-- Start Stored records --

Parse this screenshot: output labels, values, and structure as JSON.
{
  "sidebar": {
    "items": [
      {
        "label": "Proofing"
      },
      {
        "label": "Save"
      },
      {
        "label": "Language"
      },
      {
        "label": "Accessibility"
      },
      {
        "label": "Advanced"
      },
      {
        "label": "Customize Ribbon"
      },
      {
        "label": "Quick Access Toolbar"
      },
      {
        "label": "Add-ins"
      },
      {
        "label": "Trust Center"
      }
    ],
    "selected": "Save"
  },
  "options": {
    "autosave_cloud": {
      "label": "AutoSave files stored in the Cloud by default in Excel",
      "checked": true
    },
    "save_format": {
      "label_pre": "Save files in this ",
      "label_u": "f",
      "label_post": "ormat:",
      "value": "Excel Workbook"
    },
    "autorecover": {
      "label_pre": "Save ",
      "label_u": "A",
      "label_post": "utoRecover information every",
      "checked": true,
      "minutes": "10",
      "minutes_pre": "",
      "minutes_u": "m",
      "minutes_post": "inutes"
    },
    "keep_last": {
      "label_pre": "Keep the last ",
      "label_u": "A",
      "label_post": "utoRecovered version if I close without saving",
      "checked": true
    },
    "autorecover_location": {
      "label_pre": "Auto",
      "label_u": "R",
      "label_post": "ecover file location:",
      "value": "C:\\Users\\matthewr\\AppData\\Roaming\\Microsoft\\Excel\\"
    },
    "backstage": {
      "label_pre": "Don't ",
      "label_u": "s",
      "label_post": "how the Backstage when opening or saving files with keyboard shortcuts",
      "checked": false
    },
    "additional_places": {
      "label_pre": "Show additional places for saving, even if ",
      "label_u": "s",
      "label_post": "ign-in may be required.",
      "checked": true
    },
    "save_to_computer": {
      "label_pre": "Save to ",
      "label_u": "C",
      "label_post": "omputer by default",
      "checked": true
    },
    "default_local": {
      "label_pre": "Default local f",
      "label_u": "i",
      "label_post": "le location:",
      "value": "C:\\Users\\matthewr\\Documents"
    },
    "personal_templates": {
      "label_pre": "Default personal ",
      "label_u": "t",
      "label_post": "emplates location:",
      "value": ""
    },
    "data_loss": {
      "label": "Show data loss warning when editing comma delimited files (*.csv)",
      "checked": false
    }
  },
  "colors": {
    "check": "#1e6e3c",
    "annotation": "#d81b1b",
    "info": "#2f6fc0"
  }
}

-- End Stored records --

Task to carry out →
Write out every entry again exactly, please, with nothing missing.

Result for this exercise →
Parse this screenshot: output labels, values, and structure as JSON.
{
  "sidebar": {
    "items": [
      {
        "label": "Proofing"
      },
      {
        "label": "Save"
      },
      {
        "label": "Language"
      },
      {
        "label": "Accessibility"
      },
      {
        "label": "Advanced"
      },
      {
        "label": "Customize Ribbon"
      },
      {
        "label": "Quick Access Toolbar"
      },
      {
        "label": "Add-ins"
      },
      {
        "label": "Trust Center"
      }
    ],
    "selected": "Save"
  },
  "options": {
    "autosave_cloud": {
      "label": "AutoSave files stored in the Cloud by default in Excel",
      "checked": true
    },
    "save_format": {
      "label_pre": "Save files in this ",
      "label_u": "f",
      "label_post": "ormat:",
      "value": "Excel Workbook"
    },
    "autorecover": {
      "label_pre": "Save ",
      "label_u": "A",
      "label_post": "utoRecover information every",
      "checked": true,
      "minutes": "10",
      "minutes_pre": "",
      "minutes_u": "m",
      "minutes_post": "inutes"
    },
    "keep_last": {
      "label_pre": "Keep the last ",
      "label_u": "A",
      "label_post": "utoRecovered version if I close without saving",
      "checked": true
    },
    "autorecover_location": {
      "label_pre": "Auto",
      "label_u": "R",
      "label_post": "ecover file location:",
      "value": "C:\\Users\\matthewr\\AppData\\Roaming\\Microsoft\\Excel\\"
    },
    "backstage": {
      "label_pre": "Don't ",
      "label_u": "s",
      "label_post": "how the Backstage when opening or saving files with keyboard shortcuts",
      "checked": false
    },
    "additional_places": {
      "label_pre": "Show additional places for saving, even if ",
      "label_u": "s",
      "label_post": "ign-in may be required.",
      "checked": true
    },
    "save_to_computer": {
      "label_pre": "Save to ",
      "label_u": "C",
      "label_post": "omputer by default",
      "checked": true
    },
    "default_local": {
      "label_pre": "Default local f",
      "label_u": "i",
      "label_post": "le location:",
      "value": "C:\\Users\\matthewr\\Documents"
    },
    "personal_templates": {
      "label_pre": "Default personal ",
      "label_u": "t",
      "label_post": "emplates location:",
      "value": ""
    },
    "data_loss": {
      "label": "Show data loss warning when editing comma delimited files (*.csv)",
      "checked": false
    }
  },
  "colors": {
    "check": "#1e6e3c",
    "annotation": "#d81b1b",
    "info": "#2f6fc0"
  }
}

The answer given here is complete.